Extrait choisi »

━━━━━━━━━━━━━━━━━━━━━━━━━━━━━━

L’ouvrage que nous donnons aujourd’hui en troisième édition contient l’histoire d’un monument dont le nom revient souvent dans les récits de notre vie nationale. Plus que cela, il contient, ainsi qu’on l’a écrit, une sorte de trophée où sont réunis un grand nombre de faits parmi les plus remarquables qui se soient produits dans la colonie du Canada depuis sa fondation.

Le fort Saint-Louis de Québec, construit, puis successivement reconstruit, restauré et agrandi par Champlain, Montmagny, Frontenac et Craig, a été le centre de l’autorité royale, française et anglaise, pendant plus de deux siècles, et cette circonstance a permis à l’auteur de ce volume de rappeler les événements historiques et anecdotiques les plus brillants de cette période, — événements se rattachant par quelque lien à l’histoire même de l’ancienne forteresse et de ses dépendances.

Cette monographie fait défiler sous nos yeux, comme dans un tableau de vues animées, une procession d’illustrations canadiennes où figurent les gouverneurs, les gouvernantes — comme on disait sous l’ancien régime, — les seigneurs féodaux, les hommes d’armes, les missionnaires, les fondatrices d’établissements religieux. Elle nous fait assister à la naissance et aux premiers développements de la nation canadienne, et réveille le souvenir de


Tout ce monde de gloire où vivaient nos aïeux.


On y entend aussi l’écho de batailles lointaines, livrées dans les deux mondes, et la répercussion des événements tragiques où sombra l’antique monarchie française. L’auteur suit même les anciens habitants du château Saint-Louis après leur disparition de la scène canadienne, et il nous fait retrouver, à Paris, à Muides, à Denonville et ailleurs, des personnages nés ou ayant vécu à Québec, aux Trois-Rivières, à Montréal.

On trouve encore dans ces pages l’opinion d’éminents jurisconsultes anglais sur le droit absolu des catholiques canadiens à l’exercice de leur religion, — question discutée au château Saint-Louis, en 1811, entre le grand évêque Plessis et le gouverneur James-Henry Craig.

Monsieur Ernest Gagnon raconte également, dans cet ouvrage, l’histoire du château Haldimand, dépendance de château Saint-Louis, construit sous le régime anglais pour y donner des réceptions officielles, et il nous fait assister à des fêtes où était conviée l’élégante société québecquoise de la fin du dix-huitième siècle et du commencement du dix-neuvième.

━━━━━━━━━━━━━━━━━━━━━━━━━━━━━━

Support »
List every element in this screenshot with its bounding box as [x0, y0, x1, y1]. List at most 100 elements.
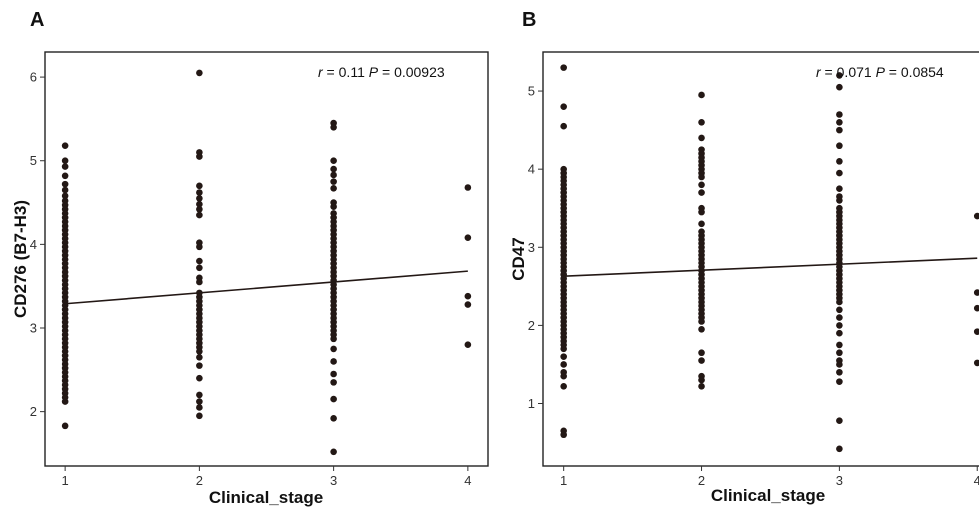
- panel-a-x-tick-label: 3: [330, 473, 337, 488]
- panel-a-y-axis-title: CD276 (B7-H3): [11, 200, 30, 318]
- panel-b-data-point: [973, 212, 979, 220]
- panel-b-y-tick-label: 1: [528, 396, 535, 411]
- panel-b-r-label: r: [816, 64, 822, 80]
- panel-b-y-ticks: 1 2 3 4 5: [528, 84, 543, 411]
- panel-a-data-point: [196, 189, 203, 196]
- panel-a-p-label: P: [369, 64, 379, 80]
- panel-a-x-axis-title: Clinical_stage: [209, 488, 323, 507]
- panel-a-y-ticks: 2 3 4 5 6: [30, 70, 45, 419]
- panel-a-data-point: [330, 345, 337, 353]
- panel-a-data-point: [196, 153, 203, 160]
- panel-b-r-value: 0.071: [837, 64, 872, 80]
- panel-b-letter: B: [522, 9, 536, 31]
- panel-b-x-tick-label: 3: [836, 473, 843, 488]
- panel-a-fit-line: [65, 270, 468, 305]
- panel-a-data-point: [330, 203, 337, 211]
- panel-a-data-point: [330, 395, 337, 403]
- panel-b-data-point: [698, 181, 705, 189]
- panel-a-data-point: [61, 172, 69, 180]
- panel-b-data-point: [560, 122, 567, 130]
- panel-a-data-point: [464, 301, 472, 308]
- panel-a-points: [61, 69, 472, 456]
- panel-b-p-equals: =: [885, 64, 901, 80]
- panel-a-plot-frame: [44, 51, 489, 467]
- panel-b-y-tick-label: 2: [528, 318, 535, 333]
- panel-b-data-point: [836, 306, 843, 314]
- panel-b-data-point: [836, 322, 843, 329]
- panel-b-data-point: [698, 208, 705, 216]
- panel-a-x-ticks: 1 2 3 4: [62, 466, 471, 488]
- panel-a-data-point: [464, 234, 472, 241]
- panel-a-data-point: [196, 391, 203, 399]
- panel-a-data-point: [330, 171, 337, 179]
- panel-b-data-point: [836, 142, 843, 150]
- panel-b-data-point: [836, 111, 843, 118]
- panel-a-data-point: [330, 123, 337, 131]
- panel-a-data-point: [330, 379, 337, 386]
- panel-b-data-point: [836, 197, 843, 204]
- panel-a-data-point: [196, 264, 203, 272]
- panel-a-stats: r = 0.11 P = 0.00923: [318, 64, 445, 80]
- panel-b-y-tick-label: 4: [528, 162, 535, 177]
- panel-b-plot-frame: [542, 51, 979, 467]
- panel-b-data-point: [973, 289, 979, 296]
- panel-b-data-point: [836, 417, 843, 424]
- panel-a-y-tick-label: 2: [30, 404, 37, 419]
- panel-b-data-point: [698, 349, 705, 357]
- panel-a-y-tick-label: 6: [30, 70, 37, 85]
- panel-b-data-point: [560, 64, 567, 71]
- panel-b-y-axis-title: CD47: [509, 237, 528, 280]
- panel-a-data-point: [196, 211, 203, 219]
- panel-b-data-point: [836, 83, 843, 91]
- panel-b-y-tick-label: 3: [528, 240, 535, 255]
- panel-a-p-equals: =: [378, 64, 394, 80]
- panel-b-points: [560, 64, 979, 453]
- panel-b: B 1 2 3 4 5 1 2 3 4 r = 0.071 P = 0.0854 Clinic…: [509, 9, 979, 505]
- panel-a-data-point: [61, 180, 69, 188]
- panel-a-data-point: [196, 398, 203, 405]
- panel-a-p-value: 0.00923: [394, 64, 445, 80]
- panel-b-data-point: [973, 304, 979, 312]
- panel-b-data-point: [836, 349, 843, 357]
- panel-b-data-point: [560, 361, 567, 368]
- panel-a-data-point: [61, 186, 69, 194]
- panel-a-data-point: [61, 163, 69, 170]
- panel-a-data-point: [61, 398, 69, 405]
- panel-b-data-point: [698, 189, 705, 196]
- panel-a-r-equals: =: [323, 64, 339, 80]
- panel-a-data-point: [61, 422, 69, 430]
- panel-a-r-value: 0.11: [339, 64, 365, 80]
- panel-a-data-point: [196, 348, 203, 355]
- panel-b-data-point: [560, 372, 567, 380]
- panel-b-data-point: [560, 383, 567, 390]
- panel-a-data-point: [330, 358, 337, 365]
- panel-b-data-point: [836, 329, 843, 337]
- panel-a-data-point: [196, 412, 203, 420]
- panel-b-r-equals: =: [821, 64, 837, 80]
- panel-b-data-point: [836, 72, 843, 79]
- panel-b-data-point: [698, 376, 705, 384]
- panel-a-data-point: [330, 448, 337, 456]
- panel-b-data-point: [560, 431, 567, 439]
- panel-a-data-point: [464, 341, 472, 349]
- panel-b-data-point: [560, 345, 567, 353]
- panel-a-data-point: [196, 182, 203, 190]
- panel-a-data-point: [61, 142, 69, 149]
- panel-b-p-label: P: [876, 64, 886, 80]
- panel-b-data-point: [836, 378, 843, 385]
- panel-b-data-point: [560, 103, 567, 110]
- panel-b-data-point: [836, 368, 843, 376]
- panel-b-data-point: [698, 91, 705, 99]
- panel-b-data-point: [698, 220, 705, 228]
- panel-a-data-point: [196, 353, 203, 361]
- panel-b-data-point: [698, 326, 705, 333]
- panel-b-x-tick-label: 2: [698, 473, 705, 488]
- panel-b-fit-line: [563, 257, 978, 277]
- panel-a-data-point: [196, 257, 203, 265]
- panel-a-data-point: [196, 195, 203, 202]
- panel-b-data-point: [836, 314, 843, 321]
- panel-a-data-point: [330, 185, 337, 192]
- panel-b-data-point: [698, 119, 705, 126]
- panel-a-data-point: [196, 278, 203, 286]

━━━━━━━━━━━━━━━━━━━━━━━━━━━━━━

Consigne »
Recopiez le passage de l'extrait en commençant par « L’ouvrage que nous » et en allant jusqu'à « de ses dépendances. », puis substituez « édifice » à « monument ».

Corrigé »
L’ouvrage que nous donnons aujourd’hui en troisième édition contient l’histoire d’un édifice dont le nom revient souvent dans les récits de notre vie nationale. Plus que cela, il contient, ainsi qu’on l’a écrit, une sorte de trophée où sont réunis un grand nombre de faits parmi les plus remarquables qui se soient produits dans la colonie du Canada depuis sa fondation.

Le fort Saint-Louis de Québec, construit, puis successivement reconstruit, restauré et agrandi par Champlain, Montmagny, Frontenac et Craig, a été le centre de l’autorité royale, française et anglaise, pendant plus de deux siècles, et cette circonstance a permis à l’auteur de ce volume de rappeler les événements historiques et anecdotiques les plus brillants de cette période, — événements se rattachant par quelque lien à l’histoire même de l’ancienne forteresse et de ses dépendances.